▶ _WORK REQUIRED_
Determine how many lines contain the string "title". Reply with that figure and nothing else.

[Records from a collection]
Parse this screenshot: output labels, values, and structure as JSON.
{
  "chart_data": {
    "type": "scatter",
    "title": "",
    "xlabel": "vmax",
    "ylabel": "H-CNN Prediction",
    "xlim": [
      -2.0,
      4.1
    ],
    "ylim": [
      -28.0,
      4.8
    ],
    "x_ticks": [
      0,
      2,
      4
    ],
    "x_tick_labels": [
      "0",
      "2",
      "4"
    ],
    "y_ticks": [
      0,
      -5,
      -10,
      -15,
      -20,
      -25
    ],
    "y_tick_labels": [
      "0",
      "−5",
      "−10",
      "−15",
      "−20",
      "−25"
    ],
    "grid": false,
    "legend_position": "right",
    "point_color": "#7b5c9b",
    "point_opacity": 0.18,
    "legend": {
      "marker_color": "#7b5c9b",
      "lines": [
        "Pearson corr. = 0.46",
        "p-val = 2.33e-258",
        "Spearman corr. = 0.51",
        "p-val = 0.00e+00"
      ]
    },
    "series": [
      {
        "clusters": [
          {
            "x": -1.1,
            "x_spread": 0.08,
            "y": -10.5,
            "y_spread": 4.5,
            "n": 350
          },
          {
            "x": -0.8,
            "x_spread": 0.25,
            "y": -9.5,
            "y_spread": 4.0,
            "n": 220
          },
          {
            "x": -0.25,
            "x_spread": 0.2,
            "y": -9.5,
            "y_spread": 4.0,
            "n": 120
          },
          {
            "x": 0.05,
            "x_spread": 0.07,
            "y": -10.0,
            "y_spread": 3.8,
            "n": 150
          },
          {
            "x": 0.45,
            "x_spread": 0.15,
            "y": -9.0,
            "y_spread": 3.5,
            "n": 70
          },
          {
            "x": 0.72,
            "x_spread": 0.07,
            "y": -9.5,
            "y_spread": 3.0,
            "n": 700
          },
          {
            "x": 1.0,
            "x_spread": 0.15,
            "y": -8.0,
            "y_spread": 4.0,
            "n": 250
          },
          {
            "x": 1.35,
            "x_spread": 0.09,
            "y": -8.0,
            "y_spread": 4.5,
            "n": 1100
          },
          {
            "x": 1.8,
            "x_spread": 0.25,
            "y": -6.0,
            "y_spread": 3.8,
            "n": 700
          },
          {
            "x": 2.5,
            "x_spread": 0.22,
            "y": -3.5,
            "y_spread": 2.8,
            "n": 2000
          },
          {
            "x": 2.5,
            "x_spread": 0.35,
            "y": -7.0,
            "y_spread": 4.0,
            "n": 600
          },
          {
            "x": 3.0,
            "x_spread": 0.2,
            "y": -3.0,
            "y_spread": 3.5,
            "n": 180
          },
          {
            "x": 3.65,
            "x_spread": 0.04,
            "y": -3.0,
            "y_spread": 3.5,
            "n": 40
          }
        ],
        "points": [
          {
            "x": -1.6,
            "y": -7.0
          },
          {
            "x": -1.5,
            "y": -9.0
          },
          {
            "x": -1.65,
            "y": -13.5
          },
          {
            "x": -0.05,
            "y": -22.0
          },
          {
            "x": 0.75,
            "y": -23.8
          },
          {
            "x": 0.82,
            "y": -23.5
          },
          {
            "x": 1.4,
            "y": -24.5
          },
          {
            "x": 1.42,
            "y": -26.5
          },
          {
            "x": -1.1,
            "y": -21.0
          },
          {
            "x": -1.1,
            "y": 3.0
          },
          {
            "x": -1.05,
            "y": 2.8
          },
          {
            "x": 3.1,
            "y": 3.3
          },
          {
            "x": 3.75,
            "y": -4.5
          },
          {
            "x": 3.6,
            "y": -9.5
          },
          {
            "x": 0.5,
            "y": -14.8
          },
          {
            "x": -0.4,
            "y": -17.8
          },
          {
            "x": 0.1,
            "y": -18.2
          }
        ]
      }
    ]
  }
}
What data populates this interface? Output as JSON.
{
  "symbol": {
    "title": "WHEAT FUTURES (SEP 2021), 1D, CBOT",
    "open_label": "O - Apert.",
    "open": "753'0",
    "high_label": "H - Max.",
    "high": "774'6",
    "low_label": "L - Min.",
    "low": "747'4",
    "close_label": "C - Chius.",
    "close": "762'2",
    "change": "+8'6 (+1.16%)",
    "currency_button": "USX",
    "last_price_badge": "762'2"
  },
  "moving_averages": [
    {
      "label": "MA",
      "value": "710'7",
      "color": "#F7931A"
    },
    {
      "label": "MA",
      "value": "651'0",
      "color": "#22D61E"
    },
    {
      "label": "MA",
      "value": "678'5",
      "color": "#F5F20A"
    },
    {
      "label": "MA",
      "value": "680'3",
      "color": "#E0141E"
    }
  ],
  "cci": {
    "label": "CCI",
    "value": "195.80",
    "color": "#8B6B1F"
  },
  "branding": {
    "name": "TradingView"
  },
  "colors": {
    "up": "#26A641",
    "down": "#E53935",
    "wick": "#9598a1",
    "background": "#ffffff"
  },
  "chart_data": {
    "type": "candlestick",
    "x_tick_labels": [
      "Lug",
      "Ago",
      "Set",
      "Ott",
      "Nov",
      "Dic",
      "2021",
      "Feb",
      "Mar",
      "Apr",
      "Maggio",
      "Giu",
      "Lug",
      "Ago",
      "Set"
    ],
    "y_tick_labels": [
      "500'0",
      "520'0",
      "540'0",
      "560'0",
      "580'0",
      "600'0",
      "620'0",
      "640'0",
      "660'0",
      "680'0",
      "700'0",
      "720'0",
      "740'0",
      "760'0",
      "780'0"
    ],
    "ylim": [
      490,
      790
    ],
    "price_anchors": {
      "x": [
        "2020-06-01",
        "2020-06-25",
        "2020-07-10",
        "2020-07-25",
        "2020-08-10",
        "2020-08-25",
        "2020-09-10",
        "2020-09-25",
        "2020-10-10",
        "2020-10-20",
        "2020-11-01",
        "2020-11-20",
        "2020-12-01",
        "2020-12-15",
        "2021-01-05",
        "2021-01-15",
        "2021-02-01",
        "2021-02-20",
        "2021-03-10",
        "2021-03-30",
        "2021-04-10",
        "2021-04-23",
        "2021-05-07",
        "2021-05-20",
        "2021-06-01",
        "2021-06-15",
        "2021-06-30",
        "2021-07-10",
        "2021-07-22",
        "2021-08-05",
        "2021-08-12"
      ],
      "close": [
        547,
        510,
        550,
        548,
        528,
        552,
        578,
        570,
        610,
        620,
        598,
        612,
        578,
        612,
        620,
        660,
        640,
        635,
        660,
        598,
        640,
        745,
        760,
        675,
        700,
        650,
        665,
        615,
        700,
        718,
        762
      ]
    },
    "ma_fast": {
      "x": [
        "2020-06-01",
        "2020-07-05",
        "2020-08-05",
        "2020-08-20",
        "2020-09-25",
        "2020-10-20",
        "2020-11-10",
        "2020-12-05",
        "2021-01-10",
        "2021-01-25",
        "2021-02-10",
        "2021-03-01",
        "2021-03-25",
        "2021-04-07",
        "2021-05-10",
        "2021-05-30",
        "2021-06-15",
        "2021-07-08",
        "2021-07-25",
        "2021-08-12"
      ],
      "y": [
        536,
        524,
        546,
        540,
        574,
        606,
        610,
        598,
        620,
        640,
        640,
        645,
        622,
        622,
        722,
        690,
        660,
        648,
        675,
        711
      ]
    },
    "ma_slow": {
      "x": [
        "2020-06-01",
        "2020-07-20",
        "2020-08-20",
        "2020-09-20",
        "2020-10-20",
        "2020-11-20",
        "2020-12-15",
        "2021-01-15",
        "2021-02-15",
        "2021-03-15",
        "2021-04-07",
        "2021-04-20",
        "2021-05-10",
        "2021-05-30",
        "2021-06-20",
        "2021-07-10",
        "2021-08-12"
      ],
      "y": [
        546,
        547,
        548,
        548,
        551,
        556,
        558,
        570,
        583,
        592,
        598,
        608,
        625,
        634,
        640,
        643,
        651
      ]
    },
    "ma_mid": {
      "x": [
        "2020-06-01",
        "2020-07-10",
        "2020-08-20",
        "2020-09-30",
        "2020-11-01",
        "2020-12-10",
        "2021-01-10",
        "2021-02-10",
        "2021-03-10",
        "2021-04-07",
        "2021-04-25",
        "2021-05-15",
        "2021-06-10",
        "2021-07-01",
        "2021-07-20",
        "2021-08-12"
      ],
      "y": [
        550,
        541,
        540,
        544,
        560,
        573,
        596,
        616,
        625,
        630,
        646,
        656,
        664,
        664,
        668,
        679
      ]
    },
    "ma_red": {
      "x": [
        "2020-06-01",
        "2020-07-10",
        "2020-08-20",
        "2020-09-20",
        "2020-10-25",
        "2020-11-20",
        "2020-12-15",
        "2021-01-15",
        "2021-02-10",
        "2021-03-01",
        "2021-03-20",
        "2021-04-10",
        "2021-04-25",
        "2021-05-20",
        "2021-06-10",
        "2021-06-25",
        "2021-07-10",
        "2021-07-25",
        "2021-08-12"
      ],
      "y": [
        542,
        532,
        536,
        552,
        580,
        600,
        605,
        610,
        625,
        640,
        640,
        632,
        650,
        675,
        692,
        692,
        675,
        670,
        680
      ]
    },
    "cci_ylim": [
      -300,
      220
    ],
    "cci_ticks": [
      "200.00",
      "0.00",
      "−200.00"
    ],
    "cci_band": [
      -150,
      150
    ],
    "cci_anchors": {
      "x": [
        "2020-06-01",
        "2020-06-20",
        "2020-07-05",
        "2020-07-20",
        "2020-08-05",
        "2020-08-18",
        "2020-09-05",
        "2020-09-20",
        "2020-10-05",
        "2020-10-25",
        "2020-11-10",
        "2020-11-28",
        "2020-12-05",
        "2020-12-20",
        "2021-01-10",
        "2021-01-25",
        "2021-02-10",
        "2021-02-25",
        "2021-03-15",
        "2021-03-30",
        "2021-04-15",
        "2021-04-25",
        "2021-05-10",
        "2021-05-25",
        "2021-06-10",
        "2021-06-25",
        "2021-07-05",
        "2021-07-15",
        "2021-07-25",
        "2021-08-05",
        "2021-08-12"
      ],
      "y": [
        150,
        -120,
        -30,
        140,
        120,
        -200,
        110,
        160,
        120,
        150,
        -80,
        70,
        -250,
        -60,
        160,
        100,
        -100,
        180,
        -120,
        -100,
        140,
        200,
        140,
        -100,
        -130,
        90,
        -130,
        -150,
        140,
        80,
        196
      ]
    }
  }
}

▶ _ANSWER FOR THE TASK_
2